#### [Required work]
Reproduce each record below exactly as written.

#### [Data to use]
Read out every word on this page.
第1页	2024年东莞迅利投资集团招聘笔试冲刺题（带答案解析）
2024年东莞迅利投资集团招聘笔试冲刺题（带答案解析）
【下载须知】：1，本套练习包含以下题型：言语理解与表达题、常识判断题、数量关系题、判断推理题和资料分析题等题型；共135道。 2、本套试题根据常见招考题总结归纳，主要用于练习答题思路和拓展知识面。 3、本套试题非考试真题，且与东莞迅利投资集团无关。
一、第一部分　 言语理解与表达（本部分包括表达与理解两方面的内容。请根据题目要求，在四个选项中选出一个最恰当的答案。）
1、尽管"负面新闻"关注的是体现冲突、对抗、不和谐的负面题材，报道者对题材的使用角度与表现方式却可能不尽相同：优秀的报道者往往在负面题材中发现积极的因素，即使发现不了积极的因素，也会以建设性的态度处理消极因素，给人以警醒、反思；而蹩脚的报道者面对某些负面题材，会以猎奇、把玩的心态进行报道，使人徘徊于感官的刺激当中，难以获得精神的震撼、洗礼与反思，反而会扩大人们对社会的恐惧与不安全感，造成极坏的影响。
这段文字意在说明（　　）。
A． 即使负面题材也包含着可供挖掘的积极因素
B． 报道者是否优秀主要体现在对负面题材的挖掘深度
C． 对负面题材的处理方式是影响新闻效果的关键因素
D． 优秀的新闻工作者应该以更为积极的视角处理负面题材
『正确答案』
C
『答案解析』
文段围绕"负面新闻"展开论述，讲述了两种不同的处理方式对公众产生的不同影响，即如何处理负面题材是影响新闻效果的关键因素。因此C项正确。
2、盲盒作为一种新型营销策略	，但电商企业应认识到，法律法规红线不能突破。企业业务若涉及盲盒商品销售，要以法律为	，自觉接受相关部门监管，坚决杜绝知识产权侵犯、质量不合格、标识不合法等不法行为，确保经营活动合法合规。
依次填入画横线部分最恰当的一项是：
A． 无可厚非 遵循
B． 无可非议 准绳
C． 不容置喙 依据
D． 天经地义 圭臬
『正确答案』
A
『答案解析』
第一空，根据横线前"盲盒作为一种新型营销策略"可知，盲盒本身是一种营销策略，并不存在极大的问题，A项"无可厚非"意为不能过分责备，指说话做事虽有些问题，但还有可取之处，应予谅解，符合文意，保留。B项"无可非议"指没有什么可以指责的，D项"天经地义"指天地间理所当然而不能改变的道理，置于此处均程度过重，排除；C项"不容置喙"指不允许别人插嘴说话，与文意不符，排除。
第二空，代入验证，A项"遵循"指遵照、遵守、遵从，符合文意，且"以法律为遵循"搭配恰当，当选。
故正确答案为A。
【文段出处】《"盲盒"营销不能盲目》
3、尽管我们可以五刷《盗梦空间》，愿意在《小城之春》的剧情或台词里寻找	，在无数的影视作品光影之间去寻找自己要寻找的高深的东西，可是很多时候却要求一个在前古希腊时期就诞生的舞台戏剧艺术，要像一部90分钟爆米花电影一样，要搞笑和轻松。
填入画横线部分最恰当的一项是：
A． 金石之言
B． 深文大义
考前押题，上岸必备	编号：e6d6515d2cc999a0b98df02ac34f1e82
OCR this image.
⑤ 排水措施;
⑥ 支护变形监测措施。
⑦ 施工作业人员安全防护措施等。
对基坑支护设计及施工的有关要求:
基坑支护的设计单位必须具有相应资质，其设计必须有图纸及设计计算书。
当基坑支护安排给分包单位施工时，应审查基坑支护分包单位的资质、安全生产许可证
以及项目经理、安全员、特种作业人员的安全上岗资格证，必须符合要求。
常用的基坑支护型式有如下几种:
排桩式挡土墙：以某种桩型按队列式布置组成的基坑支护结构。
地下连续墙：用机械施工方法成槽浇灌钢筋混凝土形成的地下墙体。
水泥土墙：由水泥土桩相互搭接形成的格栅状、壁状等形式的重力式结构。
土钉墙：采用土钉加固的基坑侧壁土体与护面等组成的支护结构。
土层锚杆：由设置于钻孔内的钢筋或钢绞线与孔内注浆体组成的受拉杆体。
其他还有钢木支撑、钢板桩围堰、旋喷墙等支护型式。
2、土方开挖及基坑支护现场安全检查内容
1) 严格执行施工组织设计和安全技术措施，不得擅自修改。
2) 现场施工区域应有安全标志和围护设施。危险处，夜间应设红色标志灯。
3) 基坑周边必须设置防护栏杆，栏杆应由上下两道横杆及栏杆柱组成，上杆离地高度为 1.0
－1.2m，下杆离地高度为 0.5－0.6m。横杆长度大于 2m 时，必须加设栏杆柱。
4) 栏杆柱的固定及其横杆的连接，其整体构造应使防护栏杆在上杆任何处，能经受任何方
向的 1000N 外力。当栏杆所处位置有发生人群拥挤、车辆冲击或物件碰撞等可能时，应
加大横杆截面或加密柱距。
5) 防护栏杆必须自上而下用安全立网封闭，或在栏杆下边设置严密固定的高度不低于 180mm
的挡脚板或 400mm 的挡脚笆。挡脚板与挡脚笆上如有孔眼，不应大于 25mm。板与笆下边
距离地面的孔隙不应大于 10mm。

#### [Output of the task]
Read out every word on this page.
第1页	2024年东莞迅利投资集团招聘笔试冲刺题（带答案解析）
2024年东莞迅利投资集团招聘笔试冲刺题（带答案解析）
【下载须知】：1，本套练习包含以下题型：言语理解与表达题、常识判断题、数量关系题、判断推理题和资料分析题等题型；共135道。 2、本套试题根据常见招考题总结归纳，主要用于练习答题思路和拓展知识面。 3、本套试题非考试真题，且与东莞迅利投资集团无关。
一、第一部分　 言语理解与表达（本部分包括表达与理解两方面的内容。请根据题目要求，在四个选项中选出一个最恰当的答案。）
1、尽管"负面新闻"关注的是体现冲突、对抗、不和谐的负面题材，报道者对题材的使用角度与表现方式却可能不尽相同：优秀的报道者往往在负面题材中发现积极的因素，即使发现不了积极的因素，也会以建设性的态度处理消极因素，给人以警醒、反思；而蹩脚的报道者面对某些负面题材，会以猎奇、把玩的心态进行报道，使人徘徊于感官的刺激当中，难以获得精神的震撼、洗礼与反思，反而会扩大人们对社会的恐惧与不安全感，造成极坏的影响。
这段文字意在说明（　　）。
A． 即使负面题材也包含着可供挖掘的积极因素
B． 报道者是否优秀主要体现在对负面题材的挖掘深度
C． 对负面题材的处理方式是影响新闻效果的关键因素
D． 优秀的新闻工作者应该以更为积极的视角处理负面题材
『正确答案』
C
『答案解析』
文段围绕"负面新闻"展开论述，讲述了两种不同的处理方式对公众产生的不同影响，即如何处理负面题材是影响新闻效果的关键因素。因此C项正确。
2、盲盒作为一种新型营销策略	，但电商企业应认识到，法律法规红线不能突破。企业业务若涉及盲盒商品销售，要以法律为	，自觉接受相关部门监管，坚决杜绝知识产权侵犯、质量不合格、标识不合法等不法行为，确保经营活动合法合规。
依次填入画横线部分最恰当的一项是：
A． 无可厚非 遵循
B． 无可非议 准绳
C． 不容置喙 依据
D． 天经地义 圭臬
『正确答案』
A
『答案解析』
第一空，根据横线前"盲盒作为一种新型营销策略"可知，盲盒本身是一种营销策略，并不存在极大的问题，A项"无可厚非"意为不能过分责备，指说话做事虽有些问题，但还有可取之处，应予谅解，符合文意，保留。B项"无可非议"指没有什么可以指责的，D项"天经地义"指天地间理所当然而不能改变的道理，置于此处均程度过重，排除；C项"不容置喙"指不允许别人插嘴说话，与文意不符，排除。
第二空，代入验证，A项"遵循"指遵照、遵守、遵从，符合文意，且"以法律为遵循"搭配恰当，当选。
故正确答案为A。
【文段出处】《"盲盒"营销不能盲目》
3、尽管我们可以五刷《盗梦空间》，愿意在《小城之春》的剧情或台词里寻找	，在无数的影视作品光影之间去寻找自己要寻找的高深的东西，可是很多时候却要求一个在前古希腊时期就诞生的舞台戏剧艺术，要像一部90分钟爆米花电影一样，要搞笑和轻松。
填入画横线部分最恰当的一项是：
A． 金石之言
B． 深文大义
考前押题，上岸必备	编号：e6d6515d2cc999a0b98df02ac34f1e82
OCR this image.
⑤ 排水措施;
⑥ 支护变形监测措施。
⑦ 施工作业人员安全防护措施等。
对基坑支护设计及施工的有关要求:
基坑支护的设计单位必须具有相应资质，其设计必须有图纸及设计计算书。
当基坑支护安排给分包单位施工时，应审查基坑支护分包单位的资质、安全生产许可证
以及项目经理、安全员、特种作业人员的安全上岗资格证，必须符合要求。
常用的基坑支护型式有如下几种:
排桩式挡土墙：以某种桩型按队列式布置组成的基坑支护结构。
地下连续墙：用机械施工方法成槽浇灌钢筋混凝土形成的地下墙体。
水泥土墙：由水泥土桩相互搭接形成的格栅状、壁状等形式的重力式结构。
土钉墙：采用土钉加固的基坑侧壁土体与护面等组成的支护结构。
土层锚杆：由设置于钻孔内的钢筋或钢绞线与孔内注浆体组成的受拉杆体。
其他还有钢木支撑、钢板桩围堰、旋喷墙等支护型式。
2、土方开挖及基坑支护现场安全检查内容
1) 严格执行施工组织设计和安全技术措施，不得擅自修改。
2) 现场施工区域应有安全标志和围护设施。危险处，夜间应设红色标志灯。
3) 基坑周边必须设置防护栏杆，栏杆应由上下两道横杆及栏杆柱组成，上杆离地高度为 1.0
－1.2m，下杆离地高度为 0.5－0.6m。横杆长度大于 2m 时，必须加设栏杆柱。
4) 栏杆柱的固定及其横杆的连接，其整体构造应使防护栏杆在上杆任何处，能经受任何方
向的 1000N 外力。当栏杆所处位置有发生人群拥挤、车辆冲击或物件碰撞等可能时，应
加大横杆截面或加密柱距。
5) 防护栏杆必须自上而下用安全立网封闭，或在栏杆下边设置严密固定的高度不低于 180mm
的挡脚板或 400mm 的挡脚笆。挡脚板与挡脚笆上如有孔眼，不应大于 25mm。板与笆下边
距离地面的孔隙不应大于 10mm。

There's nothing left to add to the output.